▶ The problem:
Extract, from the records beneath this instruction, each line that contains the word "định".

▶ Exercise inputs:
>> Start

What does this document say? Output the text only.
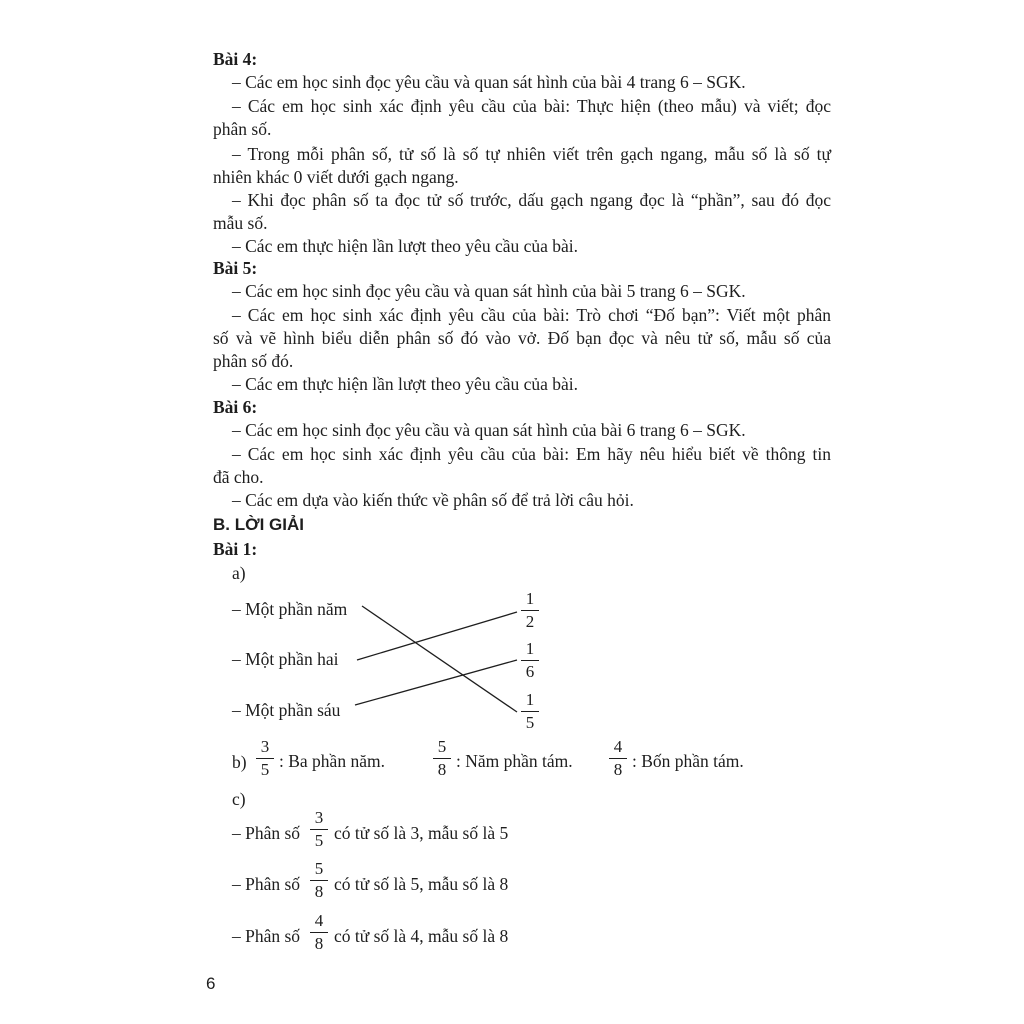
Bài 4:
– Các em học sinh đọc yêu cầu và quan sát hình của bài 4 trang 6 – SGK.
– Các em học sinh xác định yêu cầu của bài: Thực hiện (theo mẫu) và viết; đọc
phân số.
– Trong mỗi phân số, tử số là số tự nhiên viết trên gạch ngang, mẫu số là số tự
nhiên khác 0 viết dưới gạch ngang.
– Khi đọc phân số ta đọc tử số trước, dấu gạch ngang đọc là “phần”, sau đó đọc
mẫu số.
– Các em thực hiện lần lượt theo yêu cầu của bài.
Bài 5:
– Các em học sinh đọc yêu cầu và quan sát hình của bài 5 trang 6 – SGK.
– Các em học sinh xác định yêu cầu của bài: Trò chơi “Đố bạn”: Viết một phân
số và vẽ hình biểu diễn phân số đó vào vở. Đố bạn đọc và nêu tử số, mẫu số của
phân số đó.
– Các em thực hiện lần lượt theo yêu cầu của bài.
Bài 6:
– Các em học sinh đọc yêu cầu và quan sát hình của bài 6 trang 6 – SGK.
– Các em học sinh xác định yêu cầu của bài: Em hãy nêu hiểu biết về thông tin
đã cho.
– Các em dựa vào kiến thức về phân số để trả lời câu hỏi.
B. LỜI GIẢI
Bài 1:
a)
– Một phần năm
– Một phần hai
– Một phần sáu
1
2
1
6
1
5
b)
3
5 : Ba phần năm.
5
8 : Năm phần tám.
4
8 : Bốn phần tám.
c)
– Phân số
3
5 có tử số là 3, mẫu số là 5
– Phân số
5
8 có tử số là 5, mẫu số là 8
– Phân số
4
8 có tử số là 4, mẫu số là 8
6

>> End

▶ Result of this exercise:
– Các em học sinh xác định yêu cầu của bài: Thực hiện (theo mẫu) và viết; đọc
– Các em học sinh xác định yêu cầu của bài: Trò chơi “Đố bạn”: Viết một phân
– Các em học sinh xác định yêu cầu của bài: Em hãy nêu hiểu biết về thông tin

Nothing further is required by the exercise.